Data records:
---

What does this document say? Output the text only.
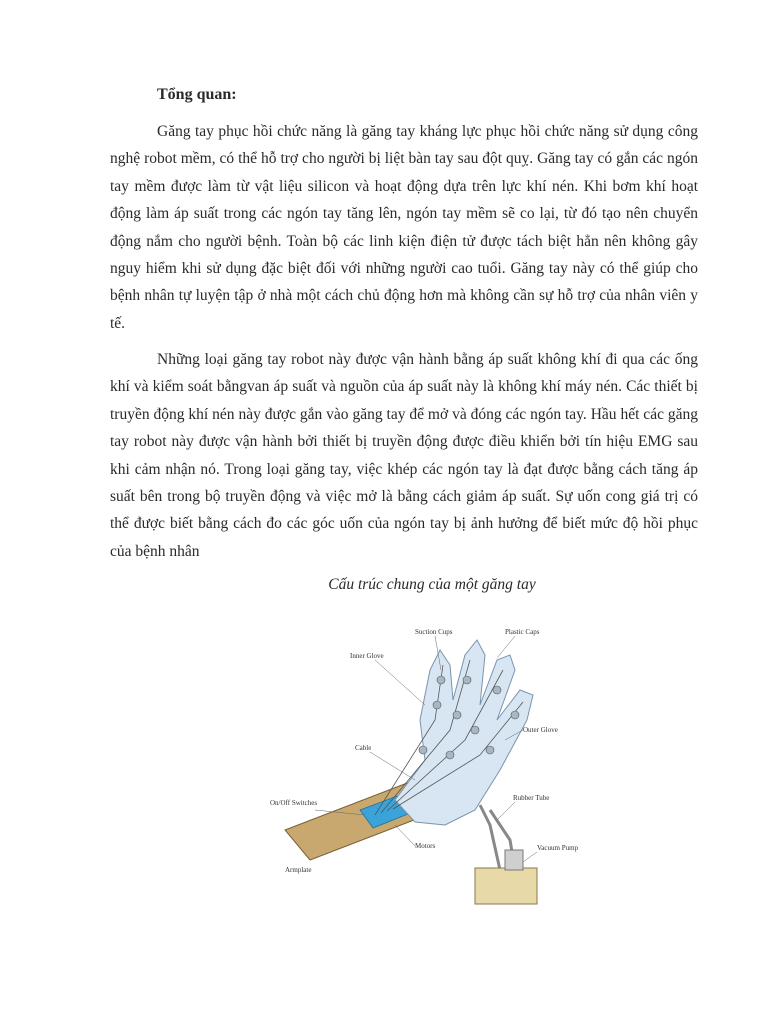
Tổng quan:

Găng tay phục hồi chức năng là găng tay kháng lực phục hồi chức năng sử dụng công nghệ robot mềm, có thể hỗ trợ cho người bị liệt bàn tay sau đột quỵ. Găng tay có gắn các ngón tay mềm được làm từ vật liệu silicon và hoạt động dựa trên lực khí nén. Khi bơm khí hoạt động làm áp suất trong các ngón tay tăng lên, ngón tay mềm sẽ co lại, từ đó tạo nên chuyển động nắm cho người bệnh. Toàn bộ các linh kiện điện tử được tách biệt hẳn nên không gây nguy hiểm khi sử dụng đặc biệt đối với những người cao tuổi. Găng tay này có thể giúp cho bệnh nhân tự luyện tập ở nhà một cách chủ động hơn mà không cần sự hỗ trợ của nhân viên y tế.

Những loại găng tay robot này được vận hành bằng áp suất không khí đi qua các ống khí và kiểm soát bằngvan áp suất và nguồn của áp suất này là không khí máy nén. Các thiết bị truyền động khí nén này được gắn vào găng tay để mở và đóng các ngón tay. Hầu hết các găng tay robot này được vận hành bởi thiết bị truyền động được điều khiển bởi tín hiệu EMG sau khi cảm nhận nó. Trong loại găng tay, việc khép các ngón tay là đạt được bằng cách tăng áp suất bên trong bộ truyền động và việc mở là bằng cách giảm áp suất. Sự uốn cong giá trị có thể được biết bằng cách đo các góc uốn của ngón tay bị ảnh hưởng để biết mức độ hồi phục của bệnh nhân

Cấu trúc chung của một găng tay
Suction Cups	Plastic Caps
Inner Glove
Outer Glove
Cable
Rubber Tube
On/Off Switches
Motors
Armplate
Vacuum Pump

---

EXERCISE AIM:
All records should be output exactly, with the pictures left out.

SOLUTION TO THIS TASK:
What does this document say? Output the text only.
Tổng quan:

Găng tay phục hồi chức năng là găng tay kháng lực phục hồi chức năng sử dụng công nghệ robot mềm, có thể hỗ trợ cho người bị liệt bàn tay sau đột quỵ. Găng tay có gắn các ngón tay mềm được làm từ vật liệu silicon và hoạt động dựa trên lực khí nén. Khi bơm khí hoạt động làm áp suất trong các ngón tay tăng lên, ngón tay mềm sẽ co lại, từ đó tạo nên chuyển động nắm cho người bệnh. Toàn bộ các linh kiện điện tử được tách biệt hẳn nên không gây nguy hiểm khi sử dụng đặc biệt đối với những người cao tuổi. Găng tay này có thể giúp cho bệnh nhân tự luyện tập ở nhà một cách chủ động hơn mà không cần sự hỗ trợ của nhân viên y tế.

Những loại găng tay robot này được vận hành bằng áp suất không khí đi qua các ống khí và kiểm soát bằngvan áp suất và nguồn của áp suất này là không khí máy nén. Các thiết bị truyền động khí nén này được gắn vào găng tay để mở và đóng các ngón tay. Hầu hết các găng tay robot này được vận hành bởi thiết bị truyền động được điều khiển bởi tín hiệu EMG sau khi cảm nhận nó. Trong loại găng tay, việc khép các ngón tay là đạt được bằng cách tăng áp suất bên trong bộ truyền động và việc mở là bằng cách giảm áp suất. Sự uốn cong giá trị có thể được biết bằng cách đo các góc uốn của ngón tay bị ảnh hưởng để biết mức độ hồi phục của bệnh nhân

Cấu trúc chung của một găng tay
Suction Cups	Plastic Caps
Inner Glove
Outer Glove
Cable
Rubber Tube
On/Off Switches
Motors
Armplate
Vacuum Pump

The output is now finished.